» **Aim**: Will you quote all of the entries, word for word?

» **Record list**:

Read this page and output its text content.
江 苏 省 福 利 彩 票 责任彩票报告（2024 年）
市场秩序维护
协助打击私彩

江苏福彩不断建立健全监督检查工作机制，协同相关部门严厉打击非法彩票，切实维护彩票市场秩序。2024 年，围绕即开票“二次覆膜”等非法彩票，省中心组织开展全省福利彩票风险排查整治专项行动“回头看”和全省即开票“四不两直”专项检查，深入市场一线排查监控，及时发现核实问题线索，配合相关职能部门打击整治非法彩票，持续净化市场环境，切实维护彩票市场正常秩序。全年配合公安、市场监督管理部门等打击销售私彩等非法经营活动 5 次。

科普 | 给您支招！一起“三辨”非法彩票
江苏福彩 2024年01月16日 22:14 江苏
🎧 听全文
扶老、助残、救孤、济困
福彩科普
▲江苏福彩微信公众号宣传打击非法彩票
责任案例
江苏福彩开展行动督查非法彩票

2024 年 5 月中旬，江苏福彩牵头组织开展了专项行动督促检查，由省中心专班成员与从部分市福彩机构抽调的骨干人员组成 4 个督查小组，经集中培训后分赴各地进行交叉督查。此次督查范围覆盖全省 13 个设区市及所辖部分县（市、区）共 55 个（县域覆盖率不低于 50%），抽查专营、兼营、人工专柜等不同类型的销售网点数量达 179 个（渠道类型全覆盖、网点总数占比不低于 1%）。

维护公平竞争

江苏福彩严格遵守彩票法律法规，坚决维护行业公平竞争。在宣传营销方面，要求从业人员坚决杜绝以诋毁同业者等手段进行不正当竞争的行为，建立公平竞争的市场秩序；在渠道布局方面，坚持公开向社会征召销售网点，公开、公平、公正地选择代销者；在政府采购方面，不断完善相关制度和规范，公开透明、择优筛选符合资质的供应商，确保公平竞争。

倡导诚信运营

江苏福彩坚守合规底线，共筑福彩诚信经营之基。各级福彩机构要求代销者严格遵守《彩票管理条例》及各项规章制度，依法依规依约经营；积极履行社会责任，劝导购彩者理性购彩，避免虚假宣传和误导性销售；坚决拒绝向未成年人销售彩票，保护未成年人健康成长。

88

» **Completed exercise**:
Read this page and output its text content.
江 苏 省 福 利 彩 票 责任彩票报告（2024 年）
市场秩序维护
协助打击私彩

江苏福彩不断建立健全监督检查工作机制，协同相关部门严厉打击非法彩票，切实维护彩票市场秩序。2024 年，围绕即开票“二次覆膜”等非法彩票，省中心组织开展全省福利彩票风险排查整治专项行动“回头看”和全省即开票“四不两直”专项检查，深入市场一线排查监控，及时发现核实问题线索，配合相关职能部门打击整治非法彩票，持续净化市场环境，切实维护彩票市场正常秩序。全年配合公安、市场监督管理部门等打击销售私彩等非法经营活动 5 次。

科普 | 给您支招！一起“三辨”非法彩票
江苏福彩 2024年01月16日 22:14 江苏
🎧 听全文
扶老、助残、救孤、济困
福彩科普
▲江苏福彩微信公众号宣传打击非法彩票
责任案例
江苏福彩开展行动督查非法彩票

2024 年 5 月中旬，江苏福彩牵头组织开展了专项行动督促检查，由省中心专班成员与从部分市福彩机构抽调的骨干人员组成 4 个督查小组，经集中培训后分赴各地进行交叉督查。此次督查范围覆盖全省 13 个设区市及所辖部分县（市、区）共 55 个（县域覆盖率不低于 50%），抽查专营、兼营、人工专柜等不同类型的销售网点数量达 179 个（渠道类型全覆盖、网点总数占比不低于 1%）。

维护公平竞争

江苏福彩严格遵守彩票法律法规，坚决维护行业公平竞争。在宣传营销方面，要求从业人员坚决杜绝以诋毁同业者等手段进行不正当竞争的行为，建立公平竞争的市场秩序；在渠道布局方面，坚持公开向社会征召销售网点，公开、公平、公正地选择代销者；在政府采购方面，不断完善相关制度和规范，公开透明、择优筛选符合资质的供应商，确保公平竞争。

倡导诚信运营

江苏福彩坚守合规底线，共筑福彩诚信经营之基。各级福彩机构要求代销者严格遵守《彩票管理条例》及各项规章制度，依法依规依约经营；积极履行社会责任，劝导购彩者理性购彩，避免虚假宣传和误导性销售；坚决拒绝向未成年人销售彩票，保护未成年人健康成长。

88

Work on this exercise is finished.